Do this:
Images should be left out, and everything else in the listing reproduced exactly.

Material for this task:
↓↓↓
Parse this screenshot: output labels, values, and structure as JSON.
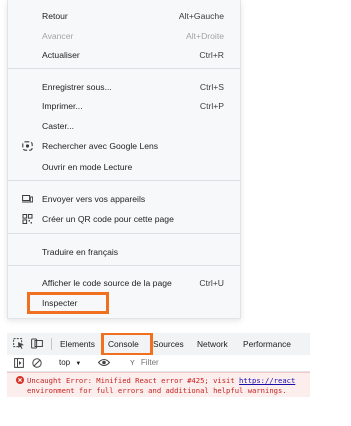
{
  "context_menu": {
    "items": [
      {
        "label": "Retour",
        "shortcut": "Alt+Gauche",
        "disabled": false
      },
      {
        "label": "Avancer",
        "shortcut": "Alt+Droite",
        "disabled": true
      },
      {
        "label": "Actualiser",
        "shortcut": "Ctrl+R",
        "disabled": false
      },
      {
        "label": "Enregistrer sous...",
        "shortcut": "Ctrl+S",
        "disabled": false
      },
      {
        "label": "Imprimer...",
        "shortcut": "Ctrl+P",
        "disabled": false
      },
      {
        "label": "Caster...",
        "shortcut": "",
        "disabled": false
      },
      {
        "label": "Rechercher avec Google Lens",
        "shortcut": "",
        "icon": "google-lens-icon"
      },
      {
        "label": "Ouvrir en mode Lecture",
        "shortcut": ""
      },
      {
        "label": "Envoyer vers vos appareils",
        "shortcut": "",
        "icon": "devices-icon"
      },
      {
        "label": "Créer un QR code pour cette page",
        "shortcut": "",
        "icon": "qr-code-icon"
      },
      {
        "label": "Traduire en français",
        "shortcut": ""
      },
      {
        "label": "Afficher le code source de la page",
        "shortcut": "Ctrl+U"
      },
      {
        "label": "Inspecter",
        "shortcut": "",
        "highlighted": true
      }
    ]
  },
  "devtools": {
    "tabs": [
      "Elements",
      "Console",
      "Sources",
      "Network",
      "Performance"
    ],
    "active_tab": "Console",
    "context_selector": "top",
    "filter_placeholder": "Filter",
    "error": {
      "line1_prefix": "Uncaught Error: Minified React error #425; visit ",
      "link": "https://react",
      "line2": "environment for full errors and additional helpful warnings."
    }
  },
  "colors": {
    "highlight": "#f07020",
    "error_text": "#c5221f",
    "error_bg": "#fdeeee"
  }
}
↑↑↑
Solution to the exercise:
Parse this screenshot: output labels, values, and structure as JSON.
{
  "context_menu": {
    "items": [
      {
        "label": "Retour",
        "shortcut": "Alt+Gauche",
        "disabled": false
      },
      {
        "label": "Avancer",
        "shortcut": "Alt+Droite",
        "disabled": true
      },
      {
        "label": "Actualiser",
        "shortcut": "Ctrl+R",
        "disabled": false
      },
      {
        "label": "Enregistrer sous...",
        "shortcut": "Ctrl+S",
        "disabled": false
      },
      {
        "label": "Imprimer...",
        "shortcut": "Ctrl+P",
        "disabled": false
      },
      {
        "label": "Caster...",
        "shortcut": "",
        "disabled": false
      },
      {
        "label": "Rechercher avec Google Lens",
        "shortcut": "",
        "icon": "google-lens-icon"
      },
      {
        "label": "Ouvrir en mode Lecture",
        "shortcut": ""
      },
      {
        "label": "Envoyer vers vos appareils",
        "shortcut": "",
        "icon": "devices-icon"
      },
      {
        "label": "Créer un QR code pour cette page",
        "shortcut": "",
        "icon": "qr-code-icon"
      },
      {
        "label": "Traduire en français",
        "shortcut": ""
      },
      {
        "label": "Afficher le code source de la page",
        "shortcut": "Ctrl+U"
      },
      {
        "label": "Inspecter",
        "shortcut": "",
        "highlighted": true
      }
    ]
  },
  "devtools": {
    "tabs": [
      "Elements",
      "Console",
      "Sources",
      "Network",
      "Performance"
    ],
    "active_tab": "Console",
    "context_selector": "top",
    "filter_placeholder": "Filter",
    "error": {
      "line1_prefix": "Uncaught Error: Minified React error #425; visit ",
      "link": "https://react",
      "line2": "environment for full errors and additional helpful warnings."
    }
  },
  "colors": {
    "highlight": "#f07020",
    "error_text": "#c5221f",
    "error_bg": "#fdeeee"
  }
}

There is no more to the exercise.